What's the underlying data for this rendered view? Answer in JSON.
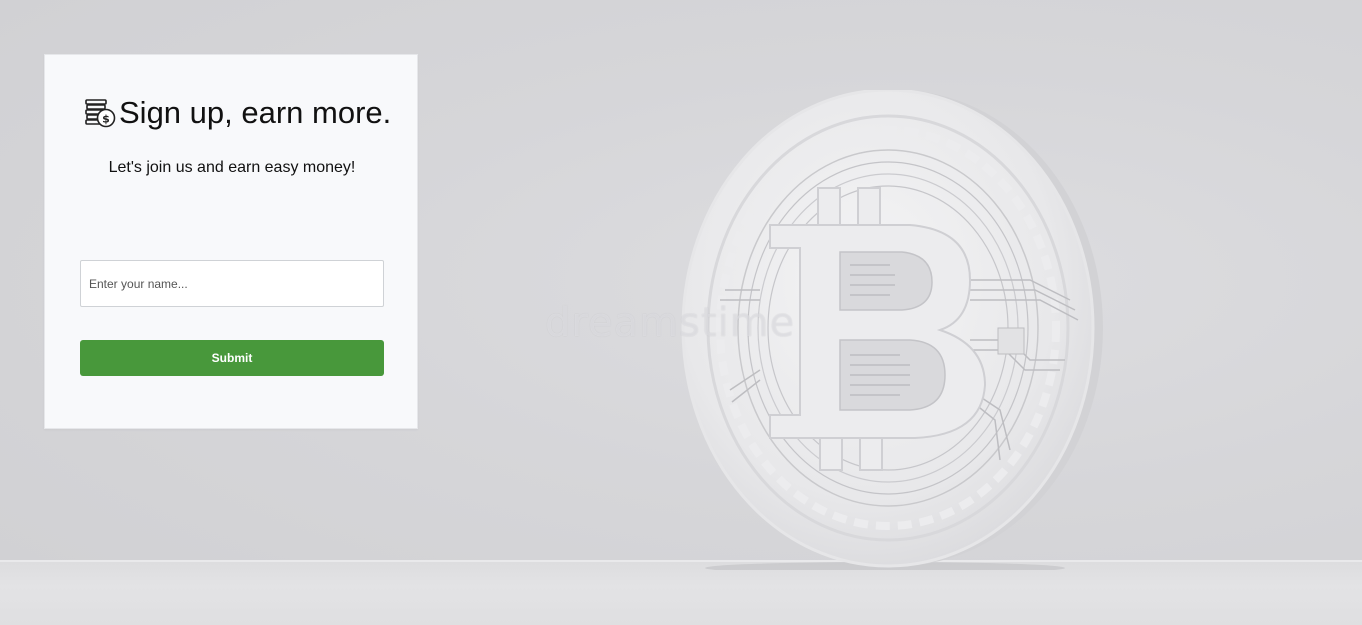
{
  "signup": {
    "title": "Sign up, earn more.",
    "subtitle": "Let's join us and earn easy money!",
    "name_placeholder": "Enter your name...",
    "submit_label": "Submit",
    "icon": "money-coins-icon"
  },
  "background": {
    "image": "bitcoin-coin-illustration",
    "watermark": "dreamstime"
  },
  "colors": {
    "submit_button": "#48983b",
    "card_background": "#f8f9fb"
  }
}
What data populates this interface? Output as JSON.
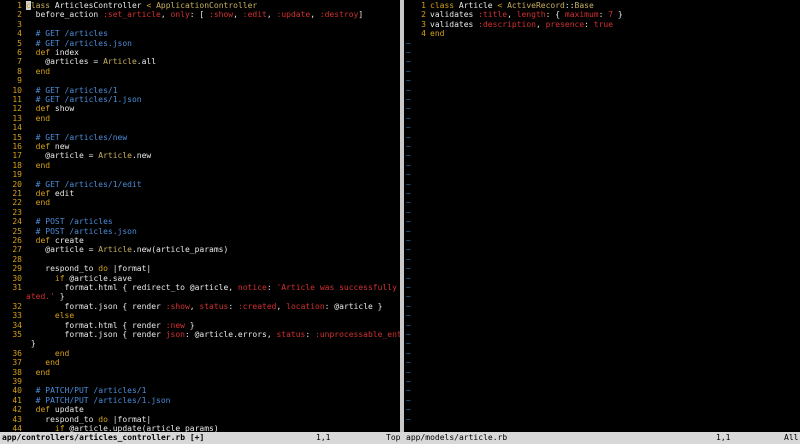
---
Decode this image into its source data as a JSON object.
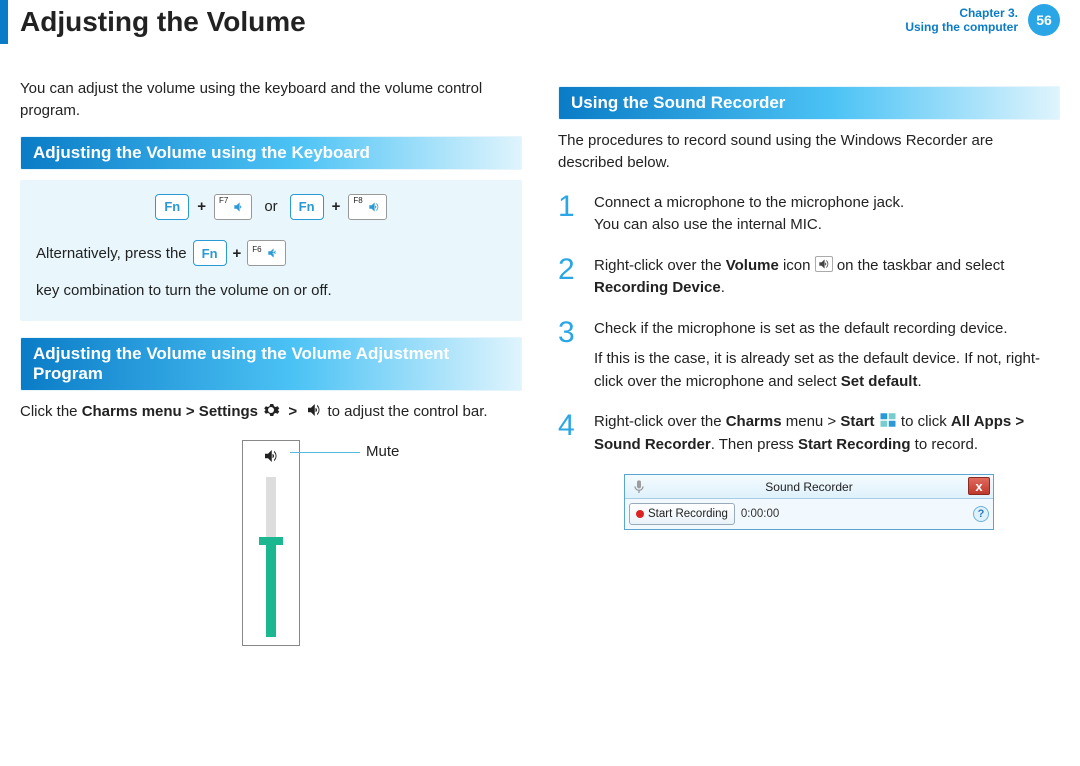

Work to be completed: Beginning with the line above that contains "What's the underlying" and ending with the line that contains "What data populates", quote each line exactly, keeping out the pictures.

Reply to the task:
What's the underlying data for this rendered view? Answer in JSON.
{
  "signup": {
    "title": "Sign up, earn more.",
    "subtitle": "Let's join us and earn easy money!",
    "name_placeholder": "Enter your name...",
    "submit_label": "Submit",
    "icon": "money-coins-icon"
  },
  "background": {
    "image": "bitcoin-coin-illustration",
    "watermark": "dreamstime"
  },
  "colors": {
    "submit_button": "#48983b",
    "card_background": "#f8f9fb"
  }
}
What data populates this interface? Output as JSON.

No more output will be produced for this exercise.